Entries provided:

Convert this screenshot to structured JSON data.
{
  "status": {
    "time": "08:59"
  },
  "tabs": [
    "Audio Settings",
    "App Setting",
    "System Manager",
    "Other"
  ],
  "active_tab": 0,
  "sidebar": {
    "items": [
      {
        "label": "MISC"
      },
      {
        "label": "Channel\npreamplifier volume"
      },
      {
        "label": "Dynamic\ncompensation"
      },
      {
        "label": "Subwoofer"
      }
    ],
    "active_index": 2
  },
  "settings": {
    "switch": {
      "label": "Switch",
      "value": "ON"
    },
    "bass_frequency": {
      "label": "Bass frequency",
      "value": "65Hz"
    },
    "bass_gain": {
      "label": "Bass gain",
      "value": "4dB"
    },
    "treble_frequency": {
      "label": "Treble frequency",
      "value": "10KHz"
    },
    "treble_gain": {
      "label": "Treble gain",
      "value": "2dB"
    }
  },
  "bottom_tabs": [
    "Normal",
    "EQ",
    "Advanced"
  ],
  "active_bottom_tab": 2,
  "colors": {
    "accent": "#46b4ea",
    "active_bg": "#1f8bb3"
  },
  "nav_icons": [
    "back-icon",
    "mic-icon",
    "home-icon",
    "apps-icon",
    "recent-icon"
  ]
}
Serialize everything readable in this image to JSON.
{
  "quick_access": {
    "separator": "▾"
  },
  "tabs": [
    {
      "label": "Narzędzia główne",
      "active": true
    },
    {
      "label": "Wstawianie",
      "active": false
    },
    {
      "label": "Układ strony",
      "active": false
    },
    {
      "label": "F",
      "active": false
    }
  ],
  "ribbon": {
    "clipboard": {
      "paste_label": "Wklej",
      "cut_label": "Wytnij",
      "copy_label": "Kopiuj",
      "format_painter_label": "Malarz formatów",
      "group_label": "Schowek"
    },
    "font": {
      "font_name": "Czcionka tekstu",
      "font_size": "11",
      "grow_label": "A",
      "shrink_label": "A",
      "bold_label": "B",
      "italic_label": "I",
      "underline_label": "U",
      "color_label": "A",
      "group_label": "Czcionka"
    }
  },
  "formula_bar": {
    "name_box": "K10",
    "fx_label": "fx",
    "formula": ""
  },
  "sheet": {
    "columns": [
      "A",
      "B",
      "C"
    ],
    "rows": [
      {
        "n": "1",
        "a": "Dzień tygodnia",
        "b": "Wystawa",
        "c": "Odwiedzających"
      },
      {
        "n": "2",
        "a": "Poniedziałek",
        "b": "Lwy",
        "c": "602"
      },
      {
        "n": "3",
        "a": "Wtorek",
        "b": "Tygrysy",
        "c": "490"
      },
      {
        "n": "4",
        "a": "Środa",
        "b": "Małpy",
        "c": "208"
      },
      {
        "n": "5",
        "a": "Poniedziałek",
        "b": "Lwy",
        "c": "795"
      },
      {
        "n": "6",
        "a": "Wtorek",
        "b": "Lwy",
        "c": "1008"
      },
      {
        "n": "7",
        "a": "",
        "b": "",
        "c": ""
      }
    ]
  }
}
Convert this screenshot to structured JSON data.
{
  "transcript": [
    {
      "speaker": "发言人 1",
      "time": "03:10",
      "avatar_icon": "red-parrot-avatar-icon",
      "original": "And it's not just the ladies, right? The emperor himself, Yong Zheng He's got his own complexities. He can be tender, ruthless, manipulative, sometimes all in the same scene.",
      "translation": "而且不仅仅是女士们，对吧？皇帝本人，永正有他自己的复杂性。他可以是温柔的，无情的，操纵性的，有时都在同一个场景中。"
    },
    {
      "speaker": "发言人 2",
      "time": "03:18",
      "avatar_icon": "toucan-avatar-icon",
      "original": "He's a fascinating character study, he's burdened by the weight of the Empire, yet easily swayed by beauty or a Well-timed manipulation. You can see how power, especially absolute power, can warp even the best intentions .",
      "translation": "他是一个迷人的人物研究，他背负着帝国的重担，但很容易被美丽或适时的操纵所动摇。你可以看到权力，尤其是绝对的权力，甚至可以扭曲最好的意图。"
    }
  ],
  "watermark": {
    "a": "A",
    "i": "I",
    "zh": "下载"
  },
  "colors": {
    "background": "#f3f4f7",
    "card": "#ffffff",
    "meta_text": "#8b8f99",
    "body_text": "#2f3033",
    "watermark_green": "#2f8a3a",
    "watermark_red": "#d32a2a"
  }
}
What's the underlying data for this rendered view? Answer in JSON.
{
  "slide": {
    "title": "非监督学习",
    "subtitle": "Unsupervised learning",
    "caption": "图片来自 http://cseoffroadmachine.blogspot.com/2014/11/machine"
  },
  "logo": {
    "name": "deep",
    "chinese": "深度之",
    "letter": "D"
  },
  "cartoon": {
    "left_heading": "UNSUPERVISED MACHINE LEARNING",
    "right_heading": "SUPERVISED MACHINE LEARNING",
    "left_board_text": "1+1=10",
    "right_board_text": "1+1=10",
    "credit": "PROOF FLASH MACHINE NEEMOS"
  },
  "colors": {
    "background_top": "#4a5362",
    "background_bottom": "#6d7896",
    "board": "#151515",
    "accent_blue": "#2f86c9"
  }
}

Directive: Above are the records; copy all of them exactly.

Task result:
Convert this screenshot to structured JSON data.
{
  "status": {
    "time": "08:59"
  },
  "tabs": [
    "Audio Settings",
    "App Setting",
    "System Manager",
    "Other"
  ],
  "active_tab": 0,
  "sidebar": {
    "items": [
      {
        "label": "MISC"
      },
      {
        "label": "Channel\npreamplifier volume"
      },
      {
        "label": "Dynamic\ncompensation"
      },
      {
        "label": "Subwoofer"
      }
    ],
    "active_index": 2
  },
  "settings": {
    "switch": {
      "label": "Switch",
      "value": "ON"
    },
    "bass_frequency": {
      "label": "Bass frequency",
      "value": "65Hz"
    },
    "bass_gain": {
      "label": "Bass gain",
      "value": "4dB"
    },
    "treble_frequency": {
      "label": "Treble frequency",
      "value": "10KHz"
    },
    "treble_gain": {
      "label": "Treble gain",
      "value": "2dB"
    }
  },
  "bottom_tabs": [
    "Normal",
    "EQ",
    "Advanced"
  ],
  "active_bottom_tab": 2,
  "colors": {
    "accent": "#46b4ea",
    "active_bg": "#1f8bb3"
  },
  "nav_icons": [
    "back-icon",
    "mic-icon",
    "home-icon",
    "apps-icon",
    "recent-icon"
  ]
}
Serialize everything readable in this image to JSON.
{
  "quick_access": {
    "separator": "▾"
  },
  "tabs": [
    {
      "label": "Narzędzia główne",
      "active": true
    },
    {
      "label": "Wstawianie",
      "active": false
    },
    {
      "label": "Układ strony",
      "active": false
    },
    {
      "label": "F",
      "active": false
    }
  ],
  "ribbon": {
    "clipboard": {
      "paste_label": "Wklej",
      "cut_label": "Wytnij",
      "copy_label": "Kopiuj",
      "format_painter_label": "Malarz formatów",
      "group_label": "Schowek"
    },
    "font": {
      "font_name": "Czcionka tekstu",
      "font_size": "11",
      "grow_label": "A",
      "shrink_label": "A",
      "bold_label": "B",
      "italic_label": "I",
      "underline_label": "U",
      "color_label": "A",
      "group_label": "Czcionka"
    }
  },
  "formula_bar": {
    "name_box": "K10",
    "fx_label": "fx",
    "formula": ""
  },
  "sheet": {
    "columns": [
      "A",
      "B",
      "C"
    ],
    "rows": [
      {
        "n": "1",
        "a": "Dzień tygodnia",
        "b": "Wystawa",
        "c": "Odwiedzających"
      },
      {
        "n": "2",
        "a": "Poniedziałek",
        "b": "Lwy",
        "c": "602"
      },
      {
        "n": "3",
        "a": "Wtorek",
        "b": "Tygrysy",
        "c": "490"
      },
      {
        "n": "4",
        "a": "Środa",
        "b": "Małpy",
        "c": "208"
      },
      {
        "n": "5",
        "a": "Poniedziałek",
        "b": "Lwy",
        "c": "795"
      },
      {
        "n": "6",
        "a": "Wtorek",
        "b": "Lwy",
        "c": "1008"
      },
      {
        "n": "7",
        "a": "",
        "b": "",
        "c": ""
      }
    ]
  }
}
Convert this screenshot to structured JSON data.
{
  "transcript": [
    {
      "speaker": "发言人 1",
      "time": "03:10",
      "avatar_icon": "red-parrot-avatar-icon",
      "original": "And it's not just the ladies, right? The emperor himself, Yong Zheng He's got his own complexities. He can be tender, ruthless, manipulative, sometimes all in the same scene.",
      "translation": "而且不仅仅是女士们，对吧？皇帝本人，永正有他自己的复杂性。他可以是温柔的，无情的，操纵性的，有时都在同一个场景中。"
    },
    {
      "speaker": "发言人 2",
      "time": "03:18",
      "avatar_icon": "toucan-avatar-icon",
      "original": "He's a fascinating character study, he's burdened by the weight of the Empire, yet easily swayed by beauty or a Well-timed manipulation. You can see how power, especially absolute power, can warp even the best intentions .",
      "translation": "他是一个迷人的人物研究，他背负着帝国的重担，但很容易被美丽或适时的操纵所动摇。你可以看到权力，尤其是绝对的权力，甚至可以扭曲最好的意图。"
    }
  ],
  "watermark": {
    "a": "A",
    "i": "I",
    "zh": "下载"
  },
  "colors": {
    "background": "#f3f4f7",
    "card": "#ffffff",
    "meta_text": "#8b8f99",
    "body_text": "#2f3033",
    "watermark_green": "#2f8a3a",
    "watermark_red": "#d32a2a"
  }
}
What's the underlying data for this rendered view? Answer in JSON.
{
  "slide": {
    "title": "非监督学习",
    "subtitle": "Unsupervised learning",
    "caption": "图片来自 http://cseoffroadmachine.blogspot.com/2014/11/machine"
  },
  "logo": {
    "name": "deep",
    "chinese": "深度之",
    "letter": "D"
  },
  "cartoon": {
    "left_heading": "UNSUPERVISED MACHINE LEARNING",
    "right_heading": "SUPERVISED MACHINE LEARNING",
    "left_board_text": "1+1=10",
    "right_board_text": "1+1=10",
    "credit": "PROOF FLASH MACHINE NEEMOS"
  },
  "colors": {
    "background_top": "#4a5362",
    "background_bottom": "#6d7896",
    "board": "#151515",
    "accent_blue": "#2f86c9"
  }
}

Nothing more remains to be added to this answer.